■ **PROBLEM STATEMENT**
Wherever the word "color" turns up in a line of the entries, copy that line.
--- start of TASK INPUT ---
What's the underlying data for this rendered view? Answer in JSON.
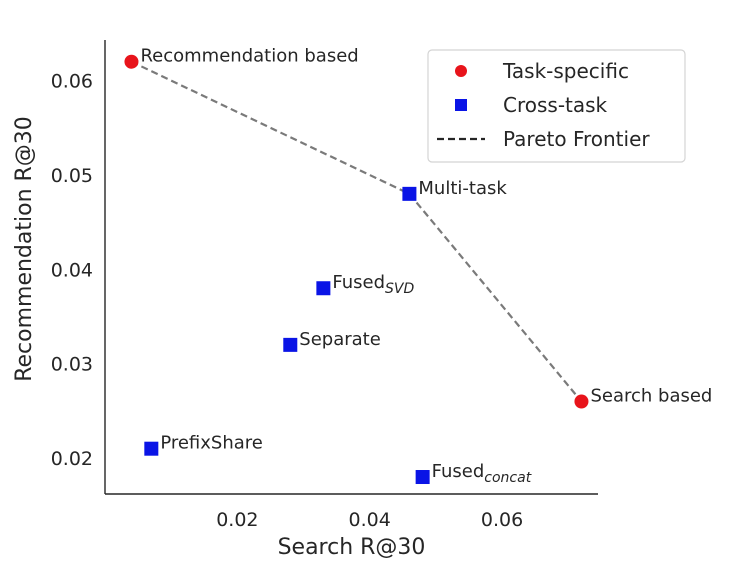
{
  "chart_data": {
    "type": "scatter",
    "xlabel": "Search R@30",
    "ylabel": "Recommendation R@30",
    "xlim": [
      0.0,
      0.0745
    ],
    "ylim": [
      0.0162,
      0.0643
    ],
    "x_ticks": [
      0.02,
      0.04,
      0.06
    ],
    "x_tick_labels": [
      "0.02",
      "0.04",
      "0.06"
    ],
    "y_ticks": [
      0.02,
      0.03,
      0.04,
      0.05,
      0.06
    ],
    "y_tick_labels": [
      "0.02",
      "0.03",
      "0.04",
      "0.05",
      "0.06"
    ],
    "grid": false,
    "legend_position": "top-right",
    "series": [
      {
        "name": "Task-specific",
        "marker": "circle",
        "color": "#e8141b",
        "points": [
          {
            "label": "Recommendation based",
            "sub": "",
            "x": 0.004,
            "y": 0.062
          },
          {
            "label": "Search based",
            "sub": "",
            "x": 0.072,
            "y": 0.026
          }
        ]
      },
      {
        "name": "Cross-task",
        "marker": "square",
        "color": "#0a14e6",
        "points": [
          {
            "label": "Multi-task",
            "sub": "",
            "x": 0.046,
            "y": 0.048
          },
          {
            "label": "Fused",
            "sub": "SVD",
            "x": 0.033,
            "y": 0.038
          },
          {
            "label": "Separate",
            "sub": "",
            "x": 0.028,
            "y": 0.032
          },
          {
            "label": "PrefixShare",
            "sub": "",
            "x": 0.007,
            "y": 0.021
          },
          {
            "label": "Fused",
            "sub": "concat",
            "x": 0.048,
            "y": 0.018
          }
        ]
      }
    ],
    "frontier": {
      "name": "Pareto Frontier",
      "style": "dashed",
      "color": "#7a7a7a",
      "points": [
        [
          0.004,
          0.062
        ],
        [
          0.046,
          0.048
        ],
        [
          0.072,
          0.026
        ]
      ]
    }
  }
}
--- end of TASK INPUT ---
■ **FINISHED TASK**
        "color": "#e8141b",
        "color": "#0a14e6",
      "color": "#7a7a7a",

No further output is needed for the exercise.